* Dataset records
— begin —

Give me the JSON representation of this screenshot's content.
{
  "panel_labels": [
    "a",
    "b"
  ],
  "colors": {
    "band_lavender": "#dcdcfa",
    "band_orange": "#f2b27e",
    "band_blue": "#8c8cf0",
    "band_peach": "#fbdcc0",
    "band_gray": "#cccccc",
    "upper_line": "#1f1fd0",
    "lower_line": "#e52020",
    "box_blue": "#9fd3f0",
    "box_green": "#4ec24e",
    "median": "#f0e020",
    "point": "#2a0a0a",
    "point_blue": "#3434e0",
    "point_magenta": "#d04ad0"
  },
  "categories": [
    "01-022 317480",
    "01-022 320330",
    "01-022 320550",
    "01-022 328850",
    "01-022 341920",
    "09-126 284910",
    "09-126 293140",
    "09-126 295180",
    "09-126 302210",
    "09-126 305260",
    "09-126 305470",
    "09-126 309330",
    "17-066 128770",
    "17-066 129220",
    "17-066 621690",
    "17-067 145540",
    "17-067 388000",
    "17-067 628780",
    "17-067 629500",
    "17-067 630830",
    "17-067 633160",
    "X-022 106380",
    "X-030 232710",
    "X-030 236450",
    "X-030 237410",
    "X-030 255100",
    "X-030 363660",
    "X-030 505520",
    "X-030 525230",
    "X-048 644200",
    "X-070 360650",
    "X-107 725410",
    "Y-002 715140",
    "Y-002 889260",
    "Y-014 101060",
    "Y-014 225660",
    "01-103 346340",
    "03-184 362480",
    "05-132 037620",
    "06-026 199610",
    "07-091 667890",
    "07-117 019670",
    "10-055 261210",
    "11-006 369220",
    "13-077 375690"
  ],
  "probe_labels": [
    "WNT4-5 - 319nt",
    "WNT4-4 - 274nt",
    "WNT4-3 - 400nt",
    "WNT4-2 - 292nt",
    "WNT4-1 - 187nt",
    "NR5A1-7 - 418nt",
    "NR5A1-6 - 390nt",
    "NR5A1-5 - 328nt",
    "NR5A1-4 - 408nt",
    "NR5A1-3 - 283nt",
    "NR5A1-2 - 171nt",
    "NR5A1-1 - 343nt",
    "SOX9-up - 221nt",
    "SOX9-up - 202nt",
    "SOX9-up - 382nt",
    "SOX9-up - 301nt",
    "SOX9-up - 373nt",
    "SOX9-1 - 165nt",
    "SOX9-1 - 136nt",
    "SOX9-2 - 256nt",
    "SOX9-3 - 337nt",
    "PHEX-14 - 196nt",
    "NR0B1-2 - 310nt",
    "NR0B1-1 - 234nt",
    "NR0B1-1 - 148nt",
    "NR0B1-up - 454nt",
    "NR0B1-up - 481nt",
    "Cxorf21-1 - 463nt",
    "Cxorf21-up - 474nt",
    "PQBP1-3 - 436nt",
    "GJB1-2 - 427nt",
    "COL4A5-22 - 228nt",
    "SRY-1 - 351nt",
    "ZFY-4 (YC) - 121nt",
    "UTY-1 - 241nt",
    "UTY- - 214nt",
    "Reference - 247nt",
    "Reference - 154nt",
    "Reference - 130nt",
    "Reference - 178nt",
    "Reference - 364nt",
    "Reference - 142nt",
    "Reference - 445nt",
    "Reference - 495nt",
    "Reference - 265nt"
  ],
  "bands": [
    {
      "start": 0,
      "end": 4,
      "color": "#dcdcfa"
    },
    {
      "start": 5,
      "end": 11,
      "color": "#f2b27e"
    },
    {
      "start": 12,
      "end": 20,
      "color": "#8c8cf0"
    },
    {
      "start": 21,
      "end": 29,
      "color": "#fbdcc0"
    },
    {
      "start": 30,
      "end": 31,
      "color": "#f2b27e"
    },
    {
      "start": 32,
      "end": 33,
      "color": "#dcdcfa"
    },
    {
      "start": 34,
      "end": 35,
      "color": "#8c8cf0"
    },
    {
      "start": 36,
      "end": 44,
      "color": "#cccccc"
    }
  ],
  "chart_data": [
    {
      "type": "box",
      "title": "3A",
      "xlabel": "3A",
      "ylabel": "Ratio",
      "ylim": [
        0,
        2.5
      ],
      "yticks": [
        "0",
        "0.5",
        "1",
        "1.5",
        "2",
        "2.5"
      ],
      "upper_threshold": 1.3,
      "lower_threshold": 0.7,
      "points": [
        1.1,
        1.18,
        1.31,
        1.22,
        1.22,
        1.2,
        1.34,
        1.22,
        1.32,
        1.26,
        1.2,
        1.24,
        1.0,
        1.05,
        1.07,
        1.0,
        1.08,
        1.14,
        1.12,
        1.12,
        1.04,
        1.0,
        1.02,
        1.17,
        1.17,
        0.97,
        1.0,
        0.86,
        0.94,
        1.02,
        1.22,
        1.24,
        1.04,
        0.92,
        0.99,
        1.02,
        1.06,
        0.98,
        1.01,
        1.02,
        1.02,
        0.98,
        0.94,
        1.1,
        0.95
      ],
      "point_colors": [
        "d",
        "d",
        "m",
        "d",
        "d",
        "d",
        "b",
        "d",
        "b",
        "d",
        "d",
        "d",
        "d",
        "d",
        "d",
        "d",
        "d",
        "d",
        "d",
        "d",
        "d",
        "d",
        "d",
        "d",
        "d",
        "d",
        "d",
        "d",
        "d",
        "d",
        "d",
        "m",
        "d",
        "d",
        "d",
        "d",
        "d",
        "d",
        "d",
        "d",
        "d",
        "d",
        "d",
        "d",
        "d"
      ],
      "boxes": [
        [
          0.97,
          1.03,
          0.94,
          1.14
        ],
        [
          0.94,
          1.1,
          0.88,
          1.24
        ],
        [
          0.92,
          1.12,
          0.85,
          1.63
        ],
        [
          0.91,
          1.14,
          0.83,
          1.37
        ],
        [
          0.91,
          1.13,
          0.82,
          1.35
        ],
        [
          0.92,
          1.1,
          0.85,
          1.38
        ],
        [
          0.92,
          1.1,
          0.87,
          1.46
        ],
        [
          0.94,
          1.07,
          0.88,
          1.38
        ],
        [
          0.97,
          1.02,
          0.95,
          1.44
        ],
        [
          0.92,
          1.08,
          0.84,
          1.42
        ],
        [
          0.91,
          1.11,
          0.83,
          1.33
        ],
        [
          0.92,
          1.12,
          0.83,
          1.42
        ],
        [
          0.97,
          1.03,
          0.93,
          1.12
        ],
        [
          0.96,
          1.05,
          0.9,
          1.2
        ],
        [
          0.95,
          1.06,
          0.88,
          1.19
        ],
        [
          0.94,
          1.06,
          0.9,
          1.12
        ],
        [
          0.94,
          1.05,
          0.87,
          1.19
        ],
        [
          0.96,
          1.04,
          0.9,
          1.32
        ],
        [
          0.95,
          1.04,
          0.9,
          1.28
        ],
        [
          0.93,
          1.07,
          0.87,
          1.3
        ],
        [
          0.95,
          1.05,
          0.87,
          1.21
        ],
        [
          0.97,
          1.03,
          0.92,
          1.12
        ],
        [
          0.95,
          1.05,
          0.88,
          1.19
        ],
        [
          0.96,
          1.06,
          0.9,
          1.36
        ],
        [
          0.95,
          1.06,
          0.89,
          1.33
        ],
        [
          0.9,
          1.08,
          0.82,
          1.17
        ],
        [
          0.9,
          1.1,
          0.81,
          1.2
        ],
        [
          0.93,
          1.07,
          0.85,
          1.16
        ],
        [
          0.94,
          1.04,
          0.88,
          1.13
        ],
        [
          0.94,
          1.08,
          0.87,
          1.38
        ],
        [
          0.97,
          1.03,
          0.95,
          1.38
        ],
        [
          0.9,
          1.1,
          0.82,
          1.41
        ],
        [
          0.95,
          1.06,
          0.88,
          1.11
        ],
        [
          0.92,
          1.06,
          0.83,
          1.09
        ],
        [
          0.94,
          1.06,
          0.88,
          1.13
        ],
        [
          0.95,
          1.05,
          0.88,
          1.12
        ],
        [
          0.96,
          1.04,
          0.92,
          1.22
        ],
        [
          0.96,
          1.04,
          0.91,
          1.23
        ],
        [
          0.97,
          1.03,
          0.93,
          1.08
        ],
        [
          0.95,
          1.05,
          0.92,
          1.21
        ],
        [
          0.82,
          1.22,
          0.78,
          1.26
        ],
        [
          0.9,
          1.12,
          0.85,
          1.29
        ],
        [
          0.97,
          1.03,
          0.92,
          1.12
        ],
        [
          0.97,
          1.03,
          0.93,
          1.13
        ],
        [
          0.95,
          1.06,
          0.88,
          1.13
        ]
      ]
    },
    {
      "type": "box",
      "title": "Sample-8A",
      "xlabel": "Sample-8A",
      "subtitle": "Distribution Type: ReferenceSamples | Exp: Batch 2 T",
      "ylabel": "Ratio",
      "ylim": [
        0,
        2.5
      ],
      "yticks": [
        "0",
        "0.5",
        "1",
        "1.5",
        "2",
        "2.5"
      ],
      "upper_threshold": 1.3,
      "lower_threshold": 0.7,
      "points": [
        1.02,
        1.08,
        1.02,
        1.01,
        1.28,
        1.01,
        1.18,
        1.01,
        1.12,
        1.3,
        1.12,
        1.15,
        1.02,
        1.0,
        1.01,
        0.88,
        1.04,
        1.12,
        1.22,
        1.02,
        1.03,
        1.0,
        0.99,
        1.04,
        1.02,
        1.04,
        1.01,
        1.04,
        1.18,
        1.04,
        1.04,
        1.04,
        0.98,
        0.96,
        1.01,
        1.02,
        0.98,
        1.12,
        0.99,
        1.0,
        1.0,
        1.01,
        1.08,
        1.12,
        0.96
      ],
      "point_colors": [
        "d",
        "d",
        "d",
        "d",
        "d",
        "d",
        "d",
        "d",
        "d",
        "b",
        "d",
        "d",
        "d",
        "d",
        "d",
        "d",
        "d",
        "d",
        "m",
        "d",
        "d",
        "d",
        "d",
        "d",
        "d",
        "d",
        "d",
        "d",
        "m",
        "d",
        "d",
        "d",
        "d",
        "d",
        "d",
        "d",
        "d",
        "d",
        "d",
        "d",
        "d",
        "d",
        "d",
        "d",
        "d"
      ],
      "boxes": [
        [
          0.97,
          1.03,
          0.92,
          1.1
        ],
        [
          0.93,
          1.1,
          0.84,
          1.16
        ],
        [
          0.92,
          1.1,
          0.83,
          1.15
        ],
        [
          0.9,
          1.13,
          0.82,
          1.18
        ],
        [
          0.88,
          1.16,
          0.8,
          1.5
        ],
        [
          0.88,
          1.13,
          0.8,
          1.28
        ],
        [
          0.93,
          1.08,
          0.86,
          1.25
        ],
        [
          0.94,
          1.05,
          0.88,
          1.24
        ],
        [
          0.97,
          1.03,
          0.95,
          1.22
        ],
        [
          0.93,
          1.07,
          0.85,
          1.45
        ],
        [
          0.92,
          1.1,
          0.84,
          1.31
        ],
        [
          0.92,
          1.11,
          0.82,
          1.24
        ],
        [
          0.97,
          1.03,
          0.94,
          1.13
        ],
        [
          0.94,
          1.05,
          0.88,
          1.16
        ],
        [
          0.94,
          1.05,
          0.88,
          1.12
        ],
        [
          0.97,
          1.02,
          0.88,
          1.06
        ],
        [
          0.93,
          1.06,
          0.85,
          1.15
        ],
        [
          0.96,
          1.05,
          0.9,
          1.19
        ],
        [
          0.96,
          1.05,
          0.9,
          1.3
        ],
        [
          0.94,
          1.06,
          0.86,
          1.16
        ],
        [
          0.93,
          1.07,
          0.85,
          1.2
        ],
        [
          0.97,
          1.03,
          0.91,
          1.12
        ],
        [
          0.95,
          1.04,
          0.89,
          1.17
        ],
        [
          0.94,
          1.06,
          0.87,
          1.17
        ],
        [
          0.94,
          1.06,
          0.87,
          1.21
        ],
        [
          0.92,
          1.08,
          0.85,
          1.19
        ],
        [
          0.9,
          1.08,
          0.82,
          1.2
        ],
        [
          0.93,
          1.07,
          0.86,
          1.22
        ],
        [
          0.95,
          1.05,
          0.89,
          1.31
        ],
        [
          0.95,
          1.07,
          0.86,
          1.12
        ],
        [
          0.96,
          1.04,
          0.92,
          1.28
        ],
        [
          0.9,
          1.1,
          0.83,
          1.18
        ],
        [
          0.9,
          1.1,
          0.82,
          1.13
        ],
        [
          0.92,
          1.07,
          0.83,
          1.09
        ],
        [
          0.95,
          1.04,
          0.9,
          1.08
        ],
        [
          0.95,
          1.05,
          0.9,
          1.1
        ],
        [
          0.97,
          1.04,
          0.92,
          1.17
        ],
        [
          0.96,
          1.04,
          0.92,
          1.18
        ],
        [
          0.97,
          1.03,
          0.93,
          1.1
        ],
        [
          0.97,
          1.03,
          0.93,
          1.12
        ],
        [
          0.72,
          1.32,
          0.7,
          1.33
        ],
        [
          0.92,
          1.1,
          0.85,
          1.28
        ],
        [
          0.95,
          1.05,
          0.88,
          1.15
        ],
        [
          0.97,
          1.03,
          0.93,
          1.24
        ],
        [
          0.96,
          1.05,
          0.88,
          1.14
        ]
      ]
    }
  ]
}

— end —

* Exercise
Extract all lines containing the word "start".

* Solution below
      "start": 0,
      "start": 5,
      "start": 12,
      "start": 21,
      "start": 30,
      "start": 32,
      "start": 34,
      "start": 36,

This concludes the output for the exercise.